=== Request ===
Search the data below for the word "强制性产品认证自我声明实施规则" and copy each line that holds it.

--- BEGIN ---

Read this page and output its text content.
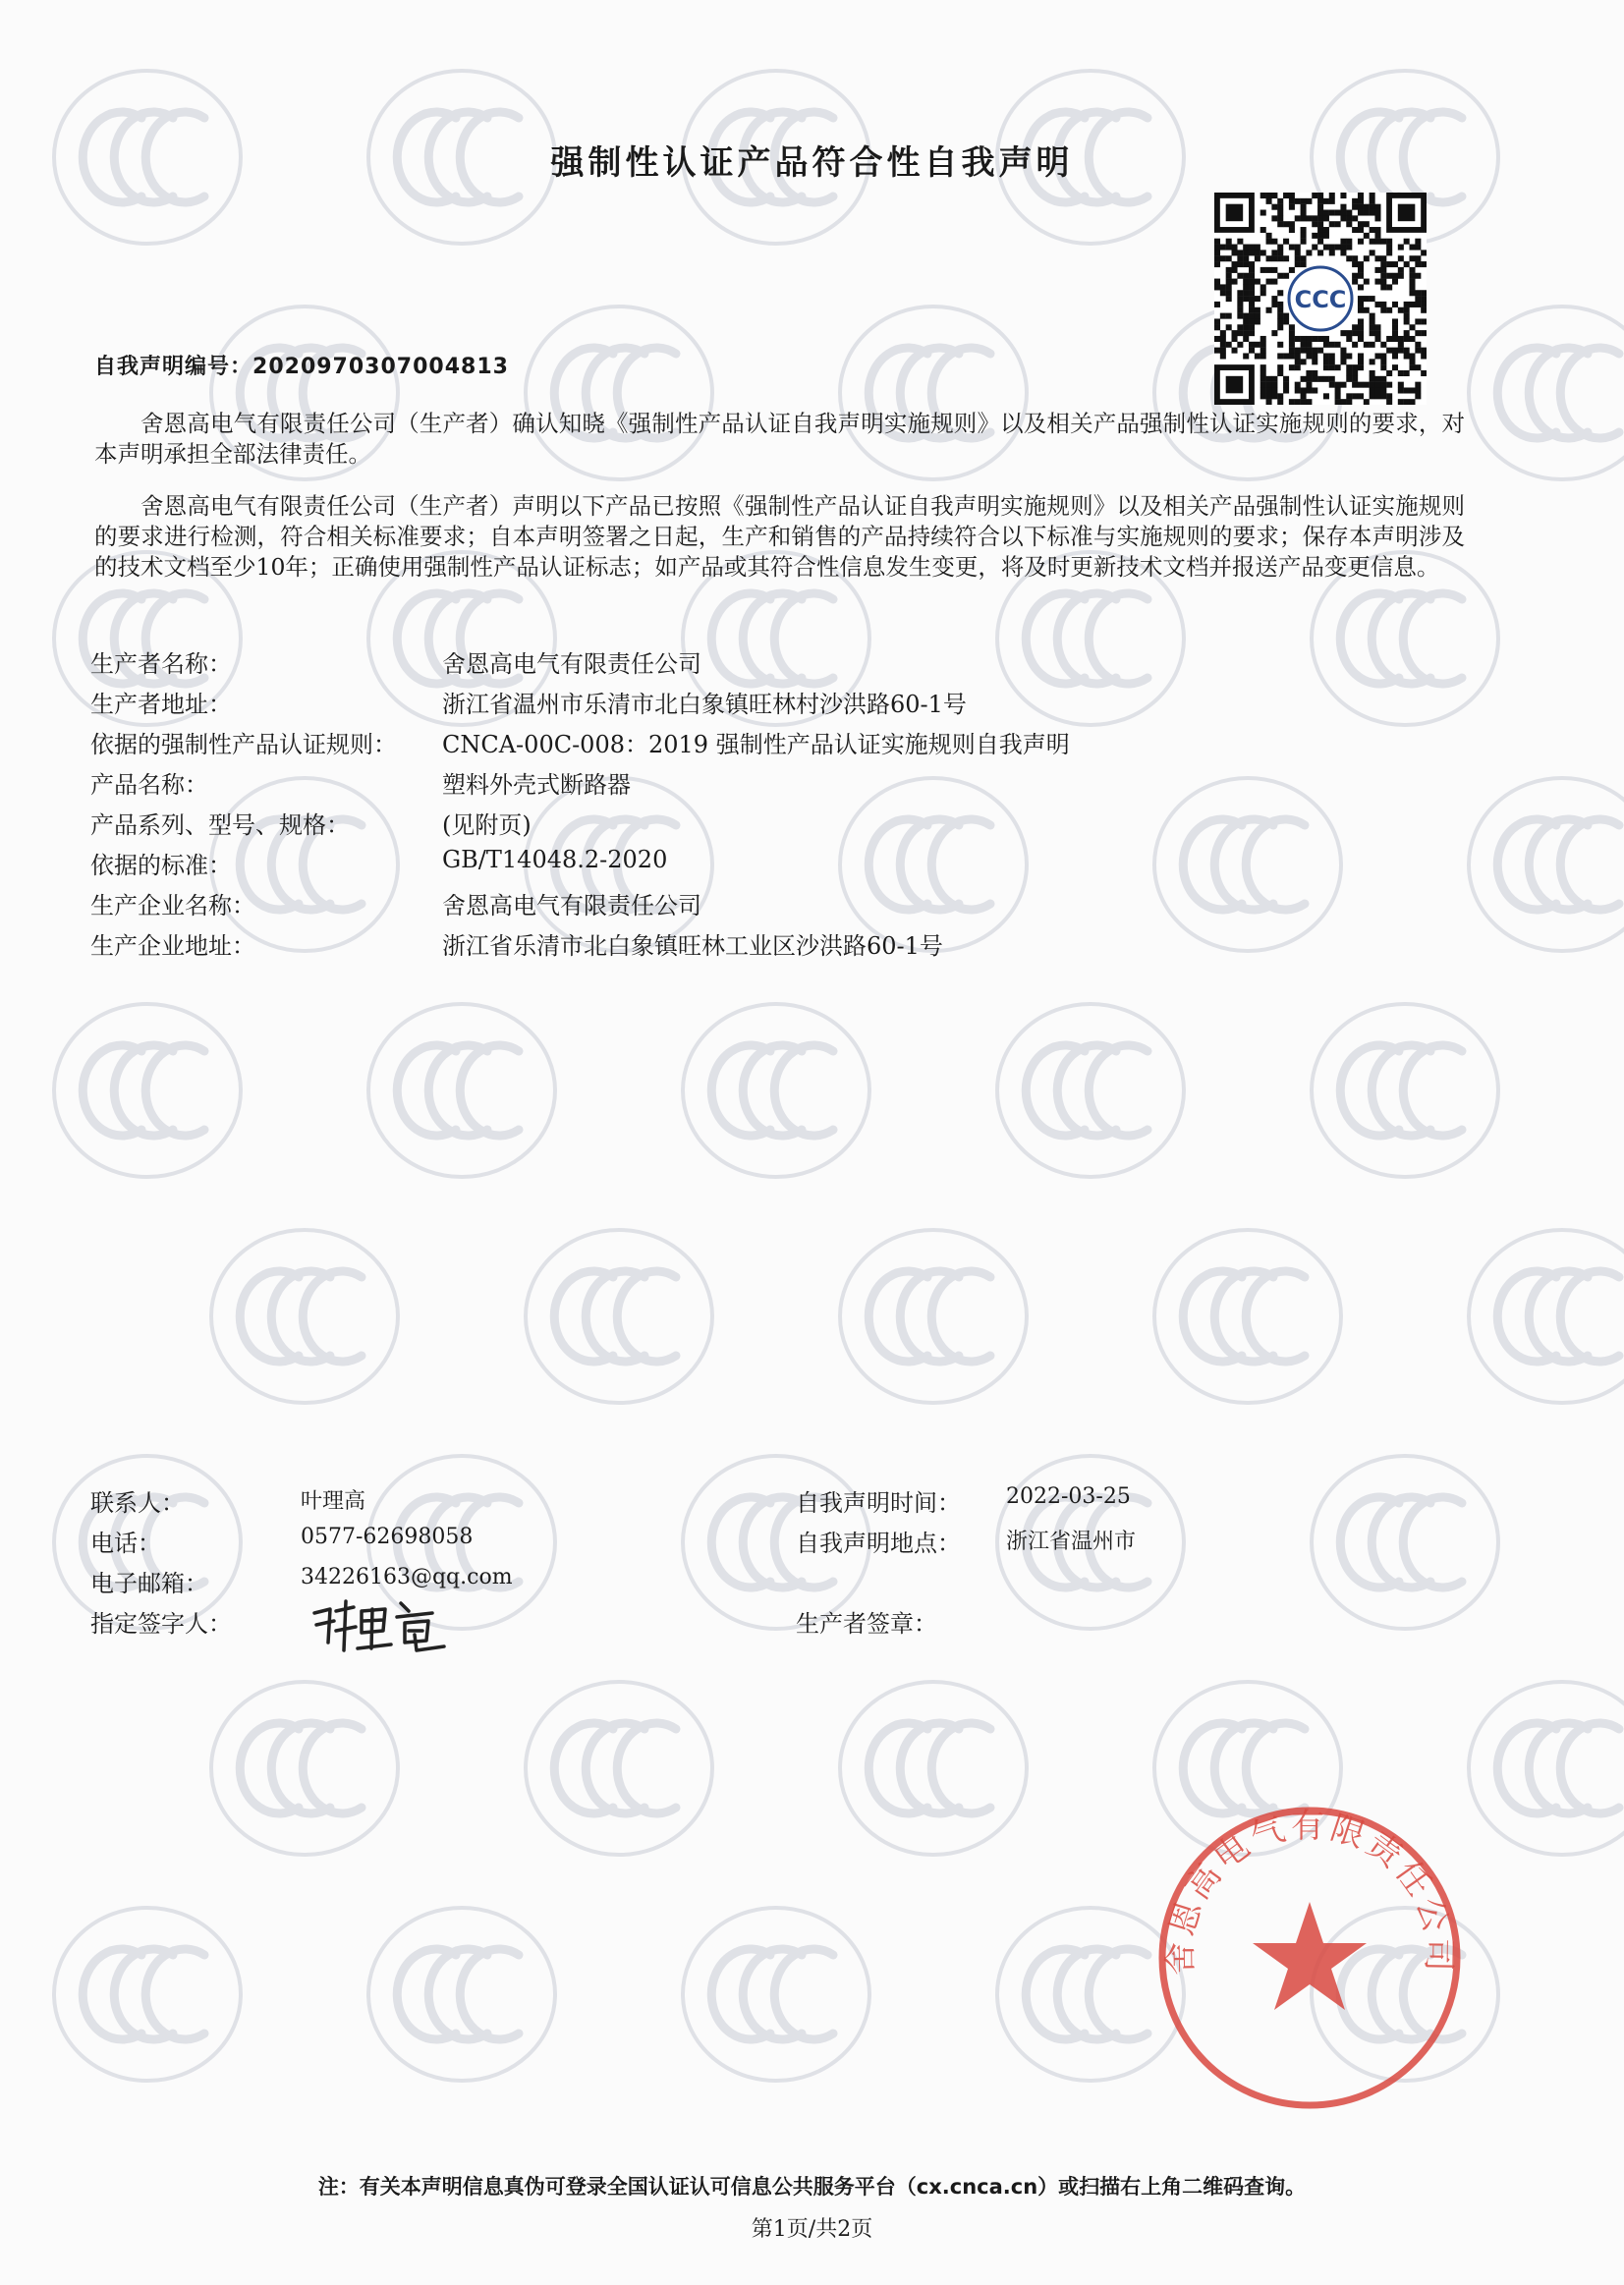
强制性认证产品符合性自我声明
CCC
自我声明编号：2020970307004813

舍恩高电气有限责任公司（生产者）确认知晓《强制性产品认证自我声明实施规则》以及相关产品强制性认证实施规则的要求，对本声明承担全部法律责任。

舍恩高电气有限责任公司（生产者）声明以下产品已按照《强制性产品认证自我声明实施规则》以及相关产品强制性认证实施规则的要求进行检测，符合相关标准要求；自本声明签署之日起，生产和销售的产品持续符合以下标准与实施规则的要求；保存本声明涉及的技术文档至少10年；正确使用强制性产品认证标志；如产品或其符合性信息发生变更，将及时更新技术文档并报送产品变更信息。

生产者名称：	舍恩高电气有限责任公司
生产者地址：	浙江省温州市乐清市北白象镇旺林村沙洪路60-1号
依据的强制性产品认证规则： CNCA-00C-008：2019 强制性产品认证实施规则自我声明
产品名称：	塑料外壳式断路器
产品系列、型号、规格：	(见附页)
依据的标准：	GB/T14048.2-2020
生产企业名称：	舍恩高电气有限责任公司
生产企业地址：	浙江省乐清市北白象镇旺林工业区沙洪路60-1号
联系人：	叶理高
电话：	0577-62698058
电子邮箱：	34226163@qq.com
指定签字人：
自我声明时间： 2022-03-25
自我声明地点： 浙江省温州市
生产者签章：
舍恩高电气有限责任公司
注：有关本声明信息真伪可登录全国认证认可信息公共服务平台（cx.cnca.cn）或扫描右上角二维码查询。
第1页/共2页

--- END ---

=== Solution for this task ===
舍恩高电气有限责任公司（生产者）确认知晓《强制性产品认证自我声明实施规则》以及相关产品强制性认证实施规则的要求，对本声明承担全部法律责任。
舍恩高电气有限责任公司（生产者）声明以下产品已按照《强制性产品认证自我声明实施规则》以及相关产品强制性认证实施规则的要求进行检测，符合相关标准要求；自本声明签署之日起，生产和销售的产品持续符合以下标准与实施规则的要求；保存本声明涉及的技术文档至少10年；正确使用强制性产品认证标志；如产品或其符合性信息发生变更，将及时更新技术文档并报送产品变更信息。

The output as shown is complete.